§ Data provided:
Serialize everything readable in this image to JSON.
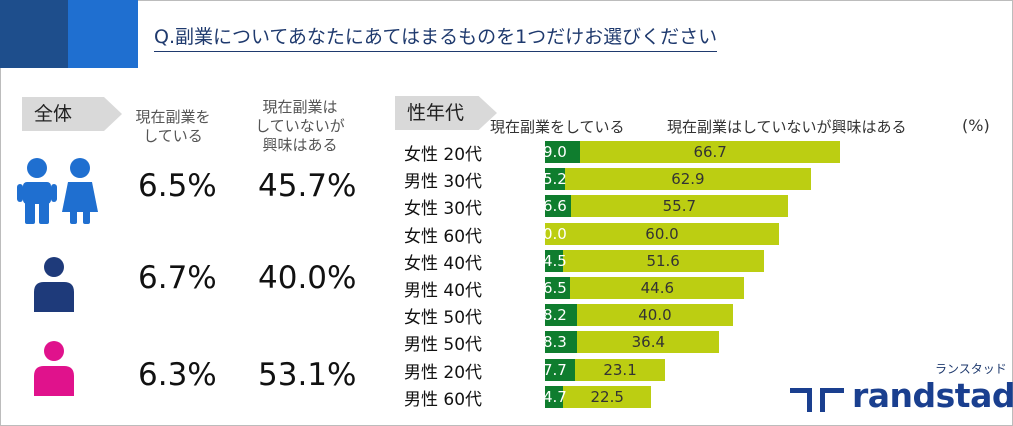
{
  "question": "Q.副業についてあなたにあてはまるものを1つだけお選びください",
  "overall": {
    "tag": "全体",
    "col1_line1": "現在副業を",
    "col1_line2": "している",
    "col2_line1": "現在副業は",
    "col2_line2": "していないが",
    "col2_line3": "興味はある",
    "rows": [
      {
        "icon": "couple-icon",
        "color": "#1f6fd0",
        "side_job": "6.5%",
        "interested": "45.7%"
      },
      {
        "icon": "male-icon",
        "color": "#1e3a7a",
        "side_job": "6.7%",
        "interested": "40.0%"
      },
      {
        "icon": "female-icon",
        "color": "#e0128c",
        "side_job": "6.3%",
        "interested": "53.1%"
      }
    ]
  },
  "breakdown_tag": "性年代",
  "chart_data": {
    "type": "bar",
    "orientation": "horizontal",
    "stacked": true,
    "categories": [
      "女性 20代",
      "男性 30代",
      "女性 30代",
      "女性 60代",
      "女性 40代",
      "男性 40代",
      "女性 50代",
      "男性 50代",
      "男性 20代",
      "男性 60代"
    ],
    "series": [
      {
        "name": "現在副業をしている",
        "color": "#0f7d2e",
        "values": [
          9.0,
          5.2,
          6.6,
          0.0,
          4.5,
          6.5,
          8.2,
          8.3,
          7.7,
          4.7
        ]
      },
      {
        "name": "現在副業はしていないが興味はある",
        "color": "#bcce12",
        "values": [
          66.7,
          62.9,
          55.7,
          60.0,
          51.6,
          44.6,
          40.0,
          36.4,
          23.1,
          22.5
        ]
      }
    ],
    "data_labels_a": [
      "9.0",
      "5.2",
      "6.6",
      "0.0",
      "4.5",
      "6.5",
      "8.2",
      "8.3",
      "7.7",
      "4.7"
    ],
    "data_labels_b": [
      "66.7",
      "62.9",
      "55.7",
      "60.0",
      "51.6",
      "44.6",
      "40.0",
      "36.4",
      "23.1",
      "22.5"
    ],
    "unit": "(%)"
  },
  "logo": {
    "kana": "ランスタッド",
    "text": "randstad"
  }
}
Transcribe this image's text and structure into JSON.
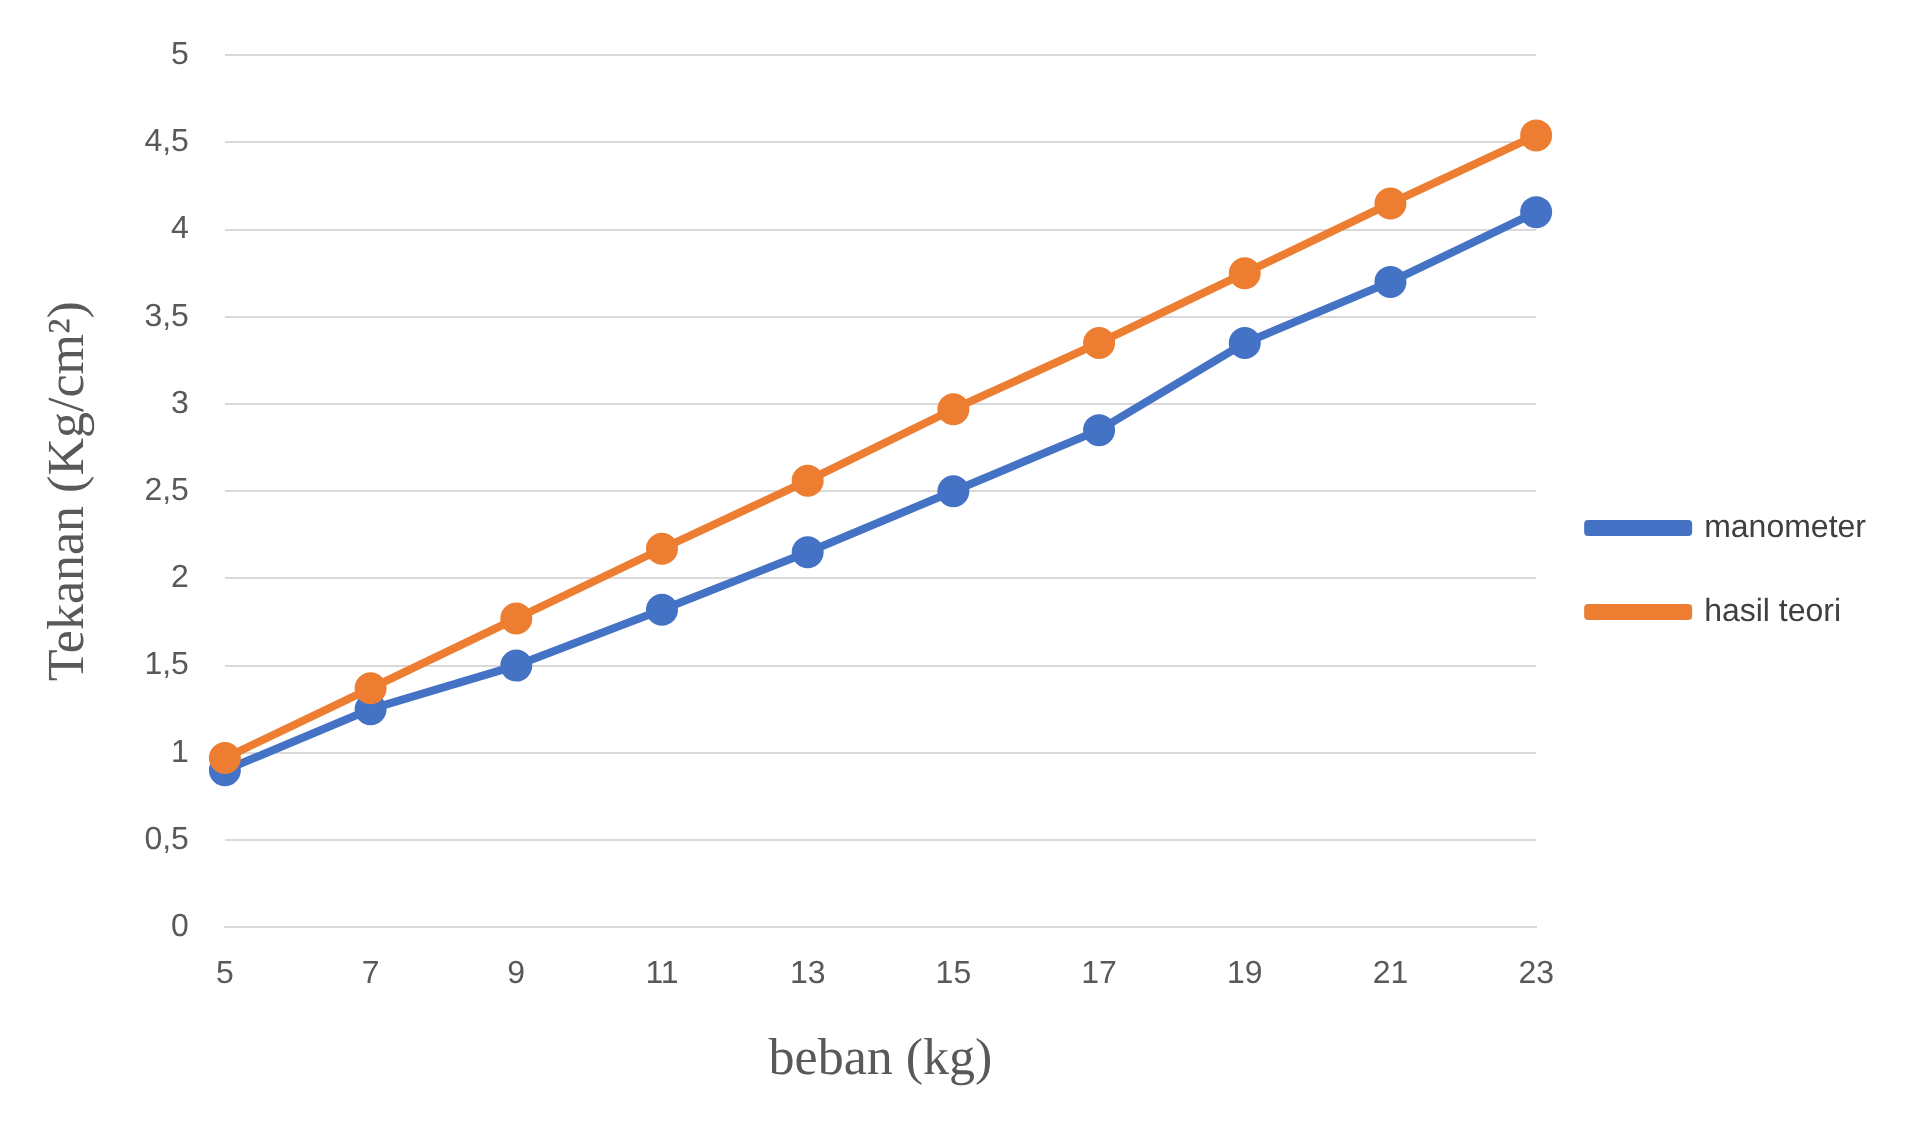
{
  "chart_data": {
    "type": "line",
    "xlabel": "beban (kg)",
    "ylabel": "Tekanan (Kg/cm²)",
    "categories": [
      "5",
      "7",
      "9",
      "11",
      "13",
      "15",
      "17",
      "19",
      "21",
      "23"
    ],
    "series": [
      {
        "name": "manometer",
        "color": "#4472c4",
        "values": [
          0.9,
          1.25,
          1.5,
          1.82,
          2.15,
          2.5,
          2.85,
          3.35,
          3.7,
          4.1
        ]
      },
      {
        "name": "hasil teori",
        "color": "#ed7d31",
        "values": [
          0.97,
          1.37,
          1.77,
          2.17,
          2.56,
          2.97,
          3.35,
          3.75,
          4.15,
          4.54
        ]
      }
    ],
    "ylim": [
      0,
      5
    ],
    "yticks": [
      0,
      {
        "value": 0.5,
        "label": "0,5"
      },
      1,
      {
        "value": 1.5,
        "label": "1,5"
      },
      2,
      {
        "value": 2.5,
        "label": "2,5"
      },
      3,
      {
        "value": 3.5,
        "label": "3,5"
      },
      4,
      {
        "value": 4.5,
        "label": "4,5"
      },
      5
    ],
    "grid": "y",
    "legend": "right",
    "marker": "circle",
    "line_style": "solid"
  }
}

§ Problem: Locate the lines above that contain "JSON" and copy them.

§ Correct output:
Serialize everything readable in this image to JSON.
Transcribe this image's text and structure into JSON.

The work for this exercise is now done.